◆ **What you will do**
Would you retype all of these records exactly?

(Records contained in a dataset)
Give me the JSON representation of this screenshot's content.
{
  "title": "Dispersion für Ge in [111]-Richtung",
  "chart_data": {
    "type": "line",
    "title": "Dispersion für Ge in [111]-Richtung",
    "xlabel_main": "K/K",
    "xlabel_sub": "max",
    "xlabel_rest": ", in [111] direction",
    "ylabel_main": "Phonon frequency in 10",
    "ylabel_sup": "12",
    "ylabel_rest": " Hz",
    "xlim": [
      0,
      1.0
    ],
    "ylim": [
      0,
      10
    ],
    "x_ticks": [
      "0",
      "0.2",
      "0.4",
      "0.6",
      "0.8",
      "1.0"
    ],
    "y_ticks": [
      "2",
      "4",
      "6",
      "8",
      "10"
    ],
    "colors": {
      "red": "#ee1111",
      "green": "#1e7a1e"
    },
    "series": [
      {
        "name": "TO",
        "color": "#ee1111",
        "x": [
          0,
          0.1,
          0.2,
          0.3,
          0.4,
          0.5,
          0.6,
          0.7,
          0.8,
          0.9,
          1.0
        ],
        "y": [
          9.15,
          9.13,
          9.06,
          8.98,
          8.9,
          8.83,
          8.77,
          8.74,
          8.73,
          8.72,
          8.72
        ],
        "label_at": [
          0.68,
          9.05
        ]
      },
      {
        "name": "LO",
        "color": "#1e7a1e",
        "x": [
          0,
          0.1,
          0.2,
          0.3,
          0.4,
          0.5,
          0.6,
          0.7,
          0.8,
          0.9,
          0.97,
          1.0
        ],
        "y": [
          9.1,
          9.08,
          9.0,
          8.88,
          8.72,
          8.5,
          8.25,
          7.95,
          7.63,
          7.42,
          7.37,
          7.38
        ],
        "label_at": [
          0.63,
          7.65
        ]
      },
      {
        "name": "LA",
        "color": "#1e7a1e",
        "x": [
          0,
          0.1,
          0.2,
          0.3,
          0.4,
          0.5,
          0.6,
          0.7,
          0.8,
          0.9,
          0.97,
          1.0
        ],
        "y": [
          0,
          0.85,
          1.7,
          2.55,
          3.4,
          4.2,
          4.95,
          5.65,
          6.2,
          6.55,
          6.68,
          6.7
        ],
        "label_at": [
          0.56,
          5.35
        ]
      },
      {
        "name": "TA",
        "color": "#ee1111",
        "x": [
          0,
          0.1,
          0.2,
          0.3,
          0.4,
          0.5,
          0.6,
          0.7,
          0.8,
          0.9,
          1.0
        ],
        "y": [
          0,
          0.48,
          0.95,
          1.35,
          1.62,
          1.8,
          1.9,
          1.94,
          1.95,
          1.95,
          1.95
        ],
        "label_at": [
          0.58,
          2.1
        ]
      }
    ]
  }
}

◆ **Correct answer**
Give me the JSON representation of this screenshot's content.
{
  "title": "Dispersion für Ge in [111]-Richtung",
  "chart_data": {
    "type": "line",
    "title": "Dispersion für Ge in [111]-Richtung",
    "xlabel_main": "K/K",
    "xlabel_sub": "max",
    "xlabel_rest": ", in [111] direction",
    "ylabel_main": "Phonon frequency in 10",
    "ylabel_sup": "12",
    "ylabel_rest": " Hz",
    "xlim": [
      0,
      1.0
    ],
    "ylim": [
      0,
      10
    ],
    "x_ticks": [
      "0",
      "0.2",
      "0.4",
      "0.6",
      "0.8",
      "1.0"
    ],
    "y_ticks": [
      "2",
      "4",
      "6",
      "8",
      "10"
    ],
    "colors": {
      "red": "#ee1111",
      "green": "#1e7a1e"
    },
    "series": [
      {
        "name": "TO",
        "color": "#ee1111",
        "x": [
          0,
          0.1,
          0.2,
          0.3,
          0.4,
          0.5,
          0.6,
          0.7,
          0.8,
          0.9,
          1.0
        ],
        "y": [
          9.15,
          9.13,
          9.06,
          8.98,
          8.9,
          8.83,
          8.77,
          8.74,
          8.73,
          8.72,
          8.72
        ],
        "label_at": [
          0.68,
          9.05
        ]
      },
      {
        "name": "LO",
        "color": "#1e7a1e",
        "x": [
          0,
          0.1,
          0.2,
          0.3,
          0.4,
          0.5,
          0.6,
          0.7,
          0.8,
          0.9,
          0.97,
          1.0
        ],
        "y": [
          9.1,
          9.08,
          9.0,
          8.88,
          8.72,
          8.5,
          8.25,
          7.95,
          7.63,
          7.42,
          7.37,
          7.38
        ],
        "label_at": [
          0.63,
          7.65
        ]
      },
      {
        "name": "LA",
        "color": "#1e7a1e",
        "x": [
          0,
          0.1,
          0.2,
          0.3,
          0.4,
          0.5,
          0.6,
          0.7,
          0.8,
          0.9,
          0.97,
          1.0
        ],
        "y": [
          0,
          0.85,
          1.7,
          2.55,
          3.4,
          4.2,
          4.95,
          5.65,
          6.2,
          6.55,
          6.68,
          6.7
        ],
        "label_at": [
          0.56,
          5.35
        ]
      },
      {
        "name": "TA",
        "color": "#ee1111",
        "x": [
          0,
          0.1,
          0.2,
          0.3,
          0.4,
          0.5,
          0.6,
          0.7,
          0.8,
          0.9,
          1.0
        ],
        "y": [
          0,
          0.48,
          0.95,
          1.35,
          1.62,
          1.8,
          1.9,
          1.94,
          1.95,
          1.95,
          1.95
        ],
        "label_at": [
          0.58,
          2.1
        ]
      }
    ]
  }
}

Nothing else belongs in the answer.